## Begin Supplied records
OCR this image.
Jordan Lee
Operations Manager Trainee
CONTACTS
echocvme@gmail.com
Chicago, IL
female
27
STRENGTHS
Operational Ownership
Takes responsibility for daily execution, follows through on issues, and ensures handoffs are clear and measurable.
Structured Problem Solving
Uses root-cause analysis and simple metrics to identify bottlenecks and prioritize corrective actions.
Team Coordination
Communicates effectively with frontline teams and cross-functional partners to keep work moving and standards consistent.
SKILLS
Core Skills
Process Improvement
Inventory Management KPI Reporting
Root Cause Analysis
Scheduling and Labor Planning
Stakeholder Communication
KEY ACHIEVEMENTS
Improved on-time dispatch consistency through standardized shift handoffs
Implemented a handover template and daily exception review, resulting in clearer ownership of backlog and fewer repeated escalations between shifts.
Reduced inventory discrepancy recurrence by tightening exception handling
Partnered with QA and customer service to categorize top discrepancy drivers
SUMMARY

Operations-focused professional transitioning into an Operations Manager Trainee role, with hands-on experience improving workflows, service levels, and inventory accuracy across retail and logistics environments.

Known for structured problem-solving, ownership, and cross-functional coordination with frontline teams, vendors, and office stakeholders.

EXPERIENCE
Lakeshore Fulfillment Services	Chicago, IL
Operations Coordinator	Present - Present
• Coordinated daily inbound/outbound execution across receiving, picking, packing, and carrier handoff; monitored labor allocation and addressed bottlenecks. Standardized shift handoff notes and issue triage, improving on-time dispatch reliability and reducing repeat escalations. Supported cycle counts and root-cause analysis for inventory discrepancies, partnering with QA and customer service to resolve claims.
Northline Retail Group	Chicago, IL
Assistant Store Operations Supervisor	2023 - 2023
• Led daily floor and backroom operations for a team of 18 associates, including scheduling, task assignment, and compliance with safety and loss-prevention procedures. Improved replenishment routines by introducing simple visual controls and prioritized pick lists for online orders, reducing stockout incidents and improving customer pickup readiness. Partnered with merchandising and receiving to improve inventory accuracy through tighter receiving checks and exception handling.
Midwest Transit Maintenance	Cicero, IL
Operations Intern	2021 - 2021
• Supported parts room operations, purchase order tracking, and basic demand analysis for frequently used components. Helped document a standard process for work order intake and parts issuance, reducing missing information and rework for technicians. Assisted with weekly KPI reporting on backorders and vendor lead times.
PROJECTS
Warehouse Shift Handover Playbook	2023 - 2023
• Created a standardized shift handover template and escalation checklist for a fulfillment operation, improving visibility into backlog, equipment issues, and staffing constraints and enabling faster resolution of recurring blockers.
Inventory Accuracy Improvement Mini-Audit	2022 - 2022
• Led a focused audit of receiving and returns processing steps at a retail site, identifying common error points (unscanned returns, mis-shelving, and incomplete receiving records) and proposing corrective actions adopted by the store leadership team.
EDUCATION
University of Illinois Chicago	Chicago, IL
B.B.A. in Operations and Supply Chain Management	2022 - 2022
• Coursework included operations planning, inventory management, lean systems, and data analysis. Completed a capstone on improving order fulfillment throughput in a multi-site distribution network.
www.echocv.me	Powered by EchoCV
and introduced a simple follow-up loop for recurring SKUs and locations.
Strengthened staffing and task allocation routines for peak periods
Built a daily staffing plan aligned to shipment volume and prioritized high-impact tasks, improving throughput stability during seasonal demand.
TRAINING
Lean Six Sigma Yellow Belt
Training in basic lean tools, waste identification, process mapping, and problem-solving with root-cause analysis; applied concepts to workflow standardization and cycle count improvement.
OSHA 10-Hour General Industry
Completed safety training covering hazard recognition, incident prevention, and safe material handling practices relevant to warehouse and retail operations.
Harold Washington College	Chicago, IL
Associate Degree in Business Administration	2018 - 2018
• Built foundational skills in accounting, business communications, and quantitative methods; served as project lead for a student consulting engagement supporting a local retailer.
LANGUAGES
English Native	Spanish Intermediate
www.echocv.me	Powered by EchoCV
## End Supplied records
Aim of the exercise » Find all lines where the word "actions" appears. Copy them.

Exercise result »
Uses root-cause analysis and simple metrics to identify bottlenecks and prioritize corrective actions.
• Led a focused audit of receiving and returns processing steps at a retail site, identifying common error points (unscanned returns, mis-shelving, and incomplete receiving records) and proposing corrective actions adopted by the store leadership team.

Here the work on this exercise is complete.